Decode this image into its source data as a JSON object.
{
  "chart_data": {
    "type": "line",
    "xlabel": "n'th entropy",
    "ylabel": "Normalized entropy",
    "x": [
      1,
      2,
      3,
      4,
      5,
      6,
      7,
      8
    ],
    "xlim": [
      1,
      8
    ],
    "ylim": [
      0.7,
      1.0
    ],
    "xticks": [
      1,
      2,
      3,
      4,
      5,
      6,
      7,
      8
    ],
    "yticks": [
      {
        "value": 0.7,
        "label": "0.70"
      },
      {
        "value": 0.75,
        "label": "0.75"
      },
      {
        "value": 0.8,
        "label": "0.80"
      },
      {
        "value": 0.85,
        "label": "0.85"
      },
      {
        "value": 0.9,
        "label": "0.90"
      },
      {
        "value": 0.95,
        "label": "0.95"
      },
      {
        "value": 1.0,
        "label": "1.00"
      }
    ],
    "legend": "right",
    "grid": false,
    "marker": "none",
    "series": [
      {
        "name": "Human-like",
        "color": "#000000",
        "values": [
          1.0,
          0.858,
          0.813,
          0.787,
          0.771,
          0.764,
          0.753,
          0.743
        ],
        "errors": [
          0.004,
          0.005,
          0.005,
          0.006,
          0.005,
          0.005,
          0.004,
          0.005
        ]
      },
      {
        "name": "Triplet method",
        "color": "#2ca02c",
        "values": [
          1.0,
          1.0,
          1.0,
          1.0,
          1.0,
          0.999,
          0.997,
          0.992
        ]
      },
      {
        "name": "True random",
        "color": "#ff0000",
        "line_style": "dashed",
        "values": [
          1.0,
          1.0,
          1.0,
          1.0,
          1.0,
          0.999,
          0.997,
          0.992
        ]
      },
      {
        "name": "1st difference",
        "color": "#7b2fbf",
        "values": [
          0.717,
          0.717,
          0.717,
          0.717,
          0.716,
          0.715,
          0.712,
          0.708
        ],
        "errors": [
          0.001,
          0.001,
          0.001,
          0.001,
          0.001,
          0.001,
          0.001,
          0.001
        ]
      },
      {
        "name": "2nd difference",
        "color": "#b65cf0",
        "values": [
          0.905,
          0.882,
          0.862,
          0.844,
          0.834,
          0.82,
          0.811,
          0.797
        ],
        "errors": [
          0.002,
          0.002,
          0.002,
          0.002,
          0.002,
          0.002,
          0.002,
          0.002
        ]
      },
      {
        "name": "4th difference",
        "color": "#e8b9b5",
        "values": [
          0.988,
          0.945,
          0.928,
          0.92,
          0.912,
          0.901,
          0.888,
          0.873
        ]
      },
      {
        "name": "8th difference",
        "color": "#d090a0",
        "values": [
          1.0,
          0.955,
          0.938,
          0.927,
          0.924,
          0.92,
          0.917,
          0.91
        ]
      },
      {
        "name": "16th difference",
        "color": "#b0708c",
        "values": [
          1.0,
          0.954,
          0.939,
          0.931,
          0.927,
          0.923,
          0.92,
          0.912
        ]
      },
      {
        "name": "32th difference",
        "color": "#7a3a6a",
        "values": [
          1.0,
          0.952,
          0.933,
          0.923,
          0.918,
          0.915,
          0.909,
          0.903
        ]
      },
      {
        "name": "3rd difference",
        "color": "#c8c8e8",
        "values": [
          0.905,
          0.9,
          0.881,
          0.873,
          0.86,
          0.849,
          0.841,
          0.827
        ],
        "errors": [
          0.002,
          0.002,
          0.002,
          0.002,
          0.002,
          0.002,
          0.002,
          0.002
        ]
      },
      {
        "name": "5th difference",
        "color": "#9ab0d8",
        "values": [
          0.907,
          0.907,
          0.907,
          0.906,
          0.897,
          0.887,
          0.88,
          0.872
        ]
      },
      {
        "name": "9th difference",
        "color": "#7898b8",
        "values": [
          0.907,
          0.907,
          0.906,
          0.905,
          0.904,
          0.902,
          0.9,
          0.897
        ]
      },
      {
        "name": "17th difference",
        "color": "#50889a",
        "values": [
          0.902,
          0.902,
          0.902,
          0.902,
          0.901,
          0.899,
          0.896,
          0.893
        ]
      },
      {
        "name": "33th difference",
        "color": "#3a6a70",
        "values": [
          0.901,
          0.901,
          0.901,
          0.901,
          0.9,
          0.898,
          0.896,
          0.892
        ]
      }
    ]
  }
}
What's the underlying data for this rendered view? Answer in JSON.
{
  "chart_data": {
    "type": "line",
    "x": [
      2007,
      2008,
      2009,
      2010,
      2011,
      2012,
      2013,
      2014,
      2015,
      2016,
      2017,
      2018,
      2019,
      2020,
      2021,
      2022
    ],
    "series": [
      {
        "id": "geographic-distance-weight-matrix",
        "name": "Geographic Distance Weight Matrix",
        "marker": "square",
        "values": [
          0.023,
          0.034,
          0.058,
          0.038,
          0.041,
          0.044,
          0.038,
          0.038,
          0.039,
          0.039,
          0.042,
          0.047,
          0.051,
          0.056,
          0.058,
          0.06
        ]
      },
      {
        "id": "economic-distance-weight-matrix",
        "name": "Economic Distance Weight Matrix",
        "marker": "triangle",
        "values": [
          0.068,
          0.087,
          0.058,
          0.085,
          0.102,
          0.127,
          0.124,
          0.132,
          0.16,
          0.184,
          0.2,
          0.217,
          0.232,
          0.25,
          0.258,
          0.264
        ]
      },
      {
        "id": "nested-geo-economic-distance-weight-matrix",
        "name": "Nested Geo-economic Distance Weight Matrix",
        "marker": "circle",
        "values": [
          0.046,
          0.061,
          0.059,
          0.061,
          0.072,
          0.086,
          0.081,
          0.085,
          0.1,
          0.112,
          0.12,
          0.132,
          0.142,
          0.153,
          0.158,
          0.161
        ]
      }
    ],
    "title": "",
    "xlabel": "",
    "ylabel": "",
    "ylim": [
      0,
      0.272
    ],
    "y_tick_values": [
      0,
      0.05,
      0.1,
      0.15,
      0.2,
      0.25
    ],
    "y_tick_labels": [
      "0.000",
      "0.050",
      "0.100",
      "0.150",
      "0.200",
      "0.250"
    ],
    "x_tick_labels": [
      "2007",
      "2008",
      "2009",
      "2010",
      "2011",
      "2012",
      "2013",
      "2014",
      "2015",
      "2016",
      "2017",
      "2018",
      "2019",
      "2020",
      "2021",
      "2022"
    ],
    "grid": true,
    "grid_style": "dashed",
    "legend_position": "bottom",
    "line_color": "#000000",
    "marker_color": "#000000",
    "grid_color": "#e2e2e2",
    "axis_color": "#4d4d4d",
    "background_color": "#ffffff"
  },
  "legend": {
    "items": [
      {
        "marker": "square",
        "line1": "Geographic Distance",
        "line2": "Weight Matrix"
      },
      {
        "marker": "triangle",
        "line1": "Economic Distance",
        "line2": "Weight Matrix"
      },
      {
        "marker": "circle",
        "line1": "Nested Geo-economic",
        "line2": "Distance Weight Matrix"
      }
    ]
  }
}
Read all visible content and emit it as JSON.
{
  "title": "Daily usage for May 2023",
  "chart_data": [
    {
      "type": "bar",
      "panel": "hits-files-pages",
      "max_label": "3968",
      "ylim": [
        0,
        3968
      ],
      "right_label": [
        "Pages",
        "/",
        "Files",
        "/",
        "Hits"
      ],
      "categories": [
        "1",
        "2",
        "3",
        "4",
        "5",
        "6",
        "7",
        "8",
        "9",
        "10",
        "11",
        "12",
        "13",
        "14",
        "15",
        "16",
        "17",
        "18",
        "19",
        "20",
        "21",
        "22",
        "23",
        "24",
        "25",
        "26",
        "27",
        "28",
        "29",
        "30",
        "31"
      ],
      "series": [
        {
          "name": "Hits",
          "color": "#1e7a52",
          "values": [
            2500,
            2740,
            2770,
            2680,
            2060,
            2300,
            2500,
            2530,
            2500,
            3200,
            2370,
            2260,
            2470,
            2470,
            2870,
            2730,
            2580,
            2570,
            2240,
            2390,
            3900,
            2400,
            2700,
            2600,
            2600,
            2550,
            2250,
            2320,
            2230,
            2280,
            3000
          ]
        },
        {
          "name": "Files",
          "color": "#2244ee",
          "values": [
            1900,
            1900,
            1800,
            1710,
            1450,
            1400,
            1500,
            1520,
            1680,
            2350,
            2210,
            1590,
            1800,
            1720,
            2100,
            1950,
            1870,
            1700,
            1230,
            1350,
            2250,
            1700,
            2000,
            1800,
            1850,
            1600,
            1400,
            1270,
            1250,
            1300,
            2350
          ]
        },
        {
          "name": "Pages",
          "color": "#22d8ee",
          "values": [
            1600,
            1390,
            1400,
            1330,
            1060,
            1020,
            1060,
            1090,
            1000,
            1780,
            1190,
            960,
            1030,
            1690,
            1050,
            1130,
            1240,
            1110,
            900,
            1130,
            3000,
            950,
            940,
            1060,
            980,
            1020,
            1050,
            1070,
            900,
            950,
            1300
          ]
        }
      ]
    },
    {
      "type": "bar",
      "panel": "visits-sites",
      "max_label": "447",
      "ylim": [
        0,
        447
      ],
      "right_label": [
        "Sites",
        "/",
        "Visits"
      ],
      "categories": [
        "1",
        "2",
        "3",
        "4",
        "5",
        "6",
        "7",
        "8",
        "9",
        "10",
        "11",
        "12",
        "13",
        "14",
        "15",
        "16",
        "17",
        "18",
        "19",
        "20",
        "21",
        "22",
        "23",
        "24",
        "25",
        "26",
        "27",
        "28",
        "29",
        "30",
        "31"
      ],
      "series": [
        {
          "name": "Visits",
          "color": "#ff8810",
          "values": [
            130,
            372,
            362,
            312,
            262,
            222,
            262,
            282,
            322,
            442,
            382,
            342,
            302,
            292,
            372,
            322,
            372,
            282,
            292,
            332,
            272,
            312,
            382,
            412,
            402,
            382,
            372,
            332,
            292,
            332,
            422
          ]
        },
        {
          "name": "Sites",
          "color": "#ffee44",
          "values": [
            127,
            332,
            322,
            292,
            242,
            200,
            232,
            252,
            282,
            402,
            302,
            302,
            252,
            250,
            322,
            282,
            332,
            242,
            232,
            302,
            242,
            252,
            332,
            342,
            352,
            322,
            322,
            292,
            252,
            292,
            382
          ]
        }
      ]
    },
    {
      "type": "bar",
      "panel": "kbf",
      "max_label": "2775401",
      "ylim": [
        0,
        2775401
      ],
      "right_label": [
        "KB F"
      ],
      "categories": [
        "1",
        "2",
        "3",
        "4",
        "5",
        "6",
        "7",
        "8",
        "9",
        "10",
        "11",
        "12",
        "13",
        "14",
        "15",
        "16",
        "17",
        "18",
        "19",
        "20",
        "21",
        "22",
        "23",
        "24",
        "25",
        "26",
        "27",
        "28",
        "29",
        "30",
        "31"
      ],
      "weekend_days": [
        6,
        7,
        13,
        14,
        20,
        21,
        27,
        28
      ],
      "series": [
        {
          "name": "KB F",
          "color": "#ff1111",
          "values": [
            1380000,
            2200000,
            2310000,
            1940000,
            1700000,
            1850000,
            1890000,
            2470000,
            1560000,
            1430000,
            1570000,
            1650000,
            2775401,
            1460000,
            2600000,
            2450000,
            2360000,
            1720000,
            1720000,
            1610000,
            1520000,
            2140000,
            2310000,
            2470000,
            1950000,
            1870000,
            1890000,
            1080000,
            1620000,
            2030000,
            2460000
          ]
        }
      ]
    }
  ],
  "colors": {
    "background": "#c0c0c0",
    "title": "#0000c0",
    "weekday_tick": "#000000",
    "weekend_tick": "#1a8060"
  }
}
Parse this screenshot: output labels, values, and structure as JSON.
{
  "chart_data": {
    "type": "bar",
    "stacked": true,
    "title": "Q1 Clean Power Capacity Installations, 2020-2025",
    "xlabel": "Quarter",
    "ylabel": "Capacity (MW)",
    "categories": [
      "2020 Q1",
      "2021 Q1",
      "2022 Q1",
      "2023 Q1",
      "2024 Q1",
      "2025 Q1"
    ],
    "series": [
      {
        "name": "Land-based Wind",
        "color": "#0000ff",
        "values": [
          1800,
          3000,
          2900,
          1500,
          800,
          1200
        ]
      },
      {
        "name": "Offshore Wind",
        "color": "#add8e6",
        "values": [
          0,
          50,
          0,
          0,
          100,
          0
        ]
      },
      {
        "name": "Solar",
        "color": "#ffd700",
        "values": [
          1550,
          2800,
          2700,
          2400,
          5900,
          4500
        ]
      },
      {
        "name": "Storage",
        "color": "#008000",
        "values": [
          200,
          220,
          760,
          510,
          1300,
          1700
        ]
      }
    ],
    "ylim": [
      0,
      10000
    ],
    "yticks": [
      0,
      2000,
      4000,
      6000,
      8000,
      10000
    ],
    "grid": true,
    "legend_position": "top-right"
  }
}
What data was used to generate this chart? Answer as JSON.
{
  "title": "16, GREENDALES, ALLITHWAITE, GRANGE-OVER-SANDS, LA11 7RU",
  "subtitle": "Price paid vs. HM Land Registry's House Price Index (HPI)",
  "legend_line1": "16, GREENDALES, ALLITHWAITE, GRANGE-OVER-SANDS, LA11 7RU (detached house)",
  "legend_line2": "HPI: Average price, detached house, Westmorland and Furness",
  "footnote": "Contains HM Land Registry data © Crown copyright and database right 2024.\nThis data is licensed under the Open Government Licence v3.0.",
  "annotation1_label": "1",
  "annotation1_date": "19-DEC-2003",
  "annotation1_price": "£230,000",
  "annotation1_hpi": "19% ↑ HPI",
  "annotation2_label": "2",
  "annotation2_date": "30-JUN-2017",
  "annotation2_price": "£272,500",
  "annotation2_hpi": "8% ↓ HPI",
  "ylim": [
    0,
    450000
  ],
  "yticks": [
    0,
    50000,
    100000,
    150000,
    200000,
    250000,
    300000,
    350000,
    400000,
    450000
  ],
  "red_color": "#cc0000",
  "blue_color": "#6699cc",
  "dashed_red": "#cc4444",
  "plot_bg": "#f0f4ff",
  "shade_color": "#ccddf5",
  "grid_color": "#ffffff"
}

·····

▸ WHAT YOU SHOULD DO
Copy all lines above containing the string "Capacity".

▸ FINISHED TASK
    "title": "Q1 Clean Power Capacity Installations, 2020-2025",
    "ylabel": "Capacity (MW)",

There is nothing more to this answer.